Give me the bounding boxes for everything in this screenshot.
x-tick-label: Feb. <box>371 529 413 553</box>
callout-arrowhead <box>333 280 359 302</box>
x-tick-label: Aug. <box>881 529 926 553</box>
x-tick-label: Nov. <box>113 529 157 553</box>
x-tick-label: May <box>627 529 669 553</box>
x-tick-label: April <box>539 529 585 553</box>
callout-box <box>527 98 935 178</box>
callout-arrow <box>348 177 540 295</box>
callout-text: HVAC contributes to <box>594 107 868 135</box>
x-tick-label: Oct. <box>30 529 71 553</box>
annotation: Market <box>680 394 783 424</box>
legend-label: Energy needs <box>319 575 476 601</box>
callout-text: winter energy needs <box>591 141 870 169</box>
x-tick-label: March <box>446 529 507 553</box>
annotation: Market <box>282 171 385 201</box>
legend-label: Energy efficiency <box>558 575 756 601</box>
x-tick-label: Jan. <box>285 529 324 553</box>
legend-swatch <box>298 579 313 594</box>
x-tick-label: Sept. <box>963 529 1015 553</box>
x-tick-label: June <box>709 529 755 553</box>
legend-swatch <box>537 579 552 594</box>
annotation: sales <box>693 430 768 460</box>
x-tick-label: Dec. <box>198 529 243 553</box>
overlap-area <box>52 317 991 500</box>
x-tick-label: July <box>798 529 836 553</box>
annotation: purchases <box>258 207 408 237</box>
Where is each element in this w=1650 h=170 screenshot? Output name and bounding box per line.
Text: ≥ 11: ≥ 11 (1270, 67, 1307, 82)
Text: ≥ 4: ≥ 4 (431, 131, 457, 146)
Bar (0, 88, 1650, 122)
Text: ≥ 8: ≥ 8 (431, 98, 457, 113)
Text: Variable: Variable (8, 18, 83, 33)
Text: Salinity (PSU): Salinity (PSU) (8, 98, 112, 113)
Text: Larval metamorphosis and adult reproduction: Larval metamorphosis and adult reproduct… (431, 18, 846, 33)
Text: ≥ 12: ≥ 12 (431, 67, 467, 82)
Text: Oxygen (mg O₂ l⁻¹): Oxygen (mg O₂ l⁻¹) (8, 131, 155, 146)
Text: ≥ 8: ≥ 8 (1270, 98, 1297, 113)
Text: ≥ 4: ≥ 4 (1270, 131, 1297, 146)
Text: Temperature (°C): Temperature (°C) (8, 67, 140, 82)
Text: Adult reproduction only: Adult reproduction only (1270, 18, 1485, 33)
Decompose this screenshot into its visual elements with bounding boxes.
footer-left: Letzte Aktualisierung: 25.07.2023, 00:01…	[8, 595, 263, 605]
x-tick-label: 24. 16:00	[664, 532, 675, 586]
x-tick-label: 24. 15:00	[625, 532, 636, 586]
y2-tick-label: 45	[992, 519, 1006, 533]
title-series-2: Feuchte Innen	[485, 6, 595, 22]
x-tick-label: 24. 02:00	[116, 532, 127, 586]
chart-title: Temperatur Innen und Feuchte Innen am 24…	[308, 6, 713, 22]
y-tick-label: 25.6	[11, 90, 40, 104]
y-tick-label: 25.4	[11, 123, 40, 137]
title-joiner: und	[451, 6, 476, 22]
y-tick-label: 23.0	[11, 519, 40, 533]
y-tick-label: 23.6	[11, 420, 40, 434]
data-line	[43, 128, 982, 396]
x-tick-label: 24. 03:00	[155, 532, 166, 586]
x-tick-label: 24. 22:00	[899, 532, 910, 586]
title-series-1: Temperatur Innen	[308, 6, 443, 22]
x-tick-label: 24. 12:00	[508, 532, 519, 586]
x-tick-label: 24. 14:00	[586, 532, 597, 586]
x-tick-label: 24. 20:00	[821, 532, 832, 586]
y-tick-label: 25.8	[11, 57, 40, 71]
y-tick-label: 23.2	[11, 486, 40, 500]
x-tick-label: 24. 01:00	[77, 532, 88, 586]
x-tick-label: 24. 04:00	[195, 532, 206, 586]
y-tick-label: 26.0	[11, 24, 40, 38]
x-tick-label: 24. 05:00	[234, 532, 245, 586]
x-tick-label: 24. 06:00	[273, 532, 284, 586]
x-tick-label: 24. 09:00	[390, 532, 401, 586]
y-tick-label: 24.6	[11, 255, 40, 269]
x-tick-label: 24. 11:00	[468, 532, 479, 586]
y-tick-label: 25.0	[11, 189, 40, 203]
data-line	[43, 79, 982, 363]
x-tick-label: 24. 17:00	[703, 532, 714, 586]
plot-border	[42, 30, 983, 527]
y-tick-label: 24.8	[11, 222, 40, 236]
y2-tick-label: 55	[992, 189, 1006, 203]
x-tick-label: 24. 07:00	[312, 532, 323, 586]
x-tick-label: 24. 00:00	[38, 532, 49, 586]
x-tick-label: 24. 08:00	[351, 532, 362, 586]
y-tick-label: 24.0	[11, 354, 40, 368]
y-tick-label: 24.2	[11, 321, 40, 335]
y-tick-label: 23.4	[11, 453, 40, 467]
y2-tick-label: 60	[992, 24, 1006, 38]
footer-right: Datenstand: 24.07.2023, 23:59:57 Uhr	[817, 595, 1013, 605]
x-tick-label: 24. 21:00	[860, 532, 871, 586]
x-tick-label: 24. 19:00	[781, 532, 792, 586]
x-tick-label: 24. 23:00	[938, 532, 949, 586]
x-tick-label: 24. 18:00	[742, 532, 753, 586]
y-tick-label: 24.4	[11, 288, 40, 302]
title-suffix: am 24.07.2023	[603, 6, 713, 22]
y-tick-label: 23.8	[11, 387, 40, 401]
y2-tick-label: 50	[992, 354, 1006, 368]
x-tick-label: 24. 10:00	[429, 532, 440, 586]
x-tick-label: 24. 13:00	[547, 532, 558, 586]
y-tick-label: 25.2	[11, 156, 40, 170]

━━━━━━━━

▶ _WHAT TO WORK ON_:
Please write out the lines above again, starting with the very first one and going on through the line with "Text: ≥ 12: ≥ 12 (431, 67, 467, 82)", swapping "callout-text" for "callout-label" and leaving everything else unchanged. Give only those lines.

▶ _THE SOLUTION_:
Give me the bounding boxes for everything in this screenshot.
x-tick-label: Feb. <box>371 529 413 553</box>
callout-arrowhead <box>333 280 359 302</box>
x-tick-label: Aug. <box>881 529 926 553</box>
x-tick-label: Nov. <box>113 529 157 553</box>
x-tick-label: May <box>627 529 669 553</box>
x-tick-label: April <box>539 529 585 553</box>
callout-box <box>527 98 935 178</box>
callout-arrow <box>348 177 540 295</box>
callout-label: HVAC contributes to <box>594 107 868 135</box>
x-tick-label: Oct. <box>30 529 71 553</box>
annotation: Market <box>680 394 783 424</box>
legend-label: Energy needs <box>319 575 476 601</box>
callout-label: winter energy needs <box>591 141 870 169</box>
x-tick-label: March <box>446 529 507 553</box>
annotation: Market <box>282 171 385 201</box>
legend-label: Energy efficiency <box>558 575 756 601</box>
x-tick-label: Jan. <box>285 529 324 553</box>
legend-swatch <box>298 579 313 594</box>
x-tick-label: Sept. <box>963 529 1015 553</box>
x-tick-label: June <box>709 529 755 553</box>
legend-swatch <box>537 579 552 594</box>
annotation: sales <box>693 430 768 460</box>
x-tick-label: Dec. <box>198 529 243 553</box>
overlap-area <box>52 317 991 500</box>
x-tick-label: July <box>798 529 836 553</box>
annotation: purchases <box>258 207 408 237</box>
Where is each element in this w=1650 h=170 screenshot? Output name and bounding box per line.
Text: ≥ 11: ≥ 11 (1270, 67, 1307, 82)
Text: ≥ 4: ≥ 4 (431, 131, 457, 146)
Bar (0, 88, 1650, 122)
Text: ≥ 8: ≥ 8 (431, 98, 457, 113)
Text: Variable: Variable (8, 18, 83, 33)
Text: Salinity (PSU): Salinity (PSU) (8, 98, 112, 113)
Text: Larval metamorphosis and adult reproduction: Larval metamorphosis and adult reproduct… (431, 18, 846, 33)
Text: ≥ 12: ≥ 12 (431, 67, 467, 82)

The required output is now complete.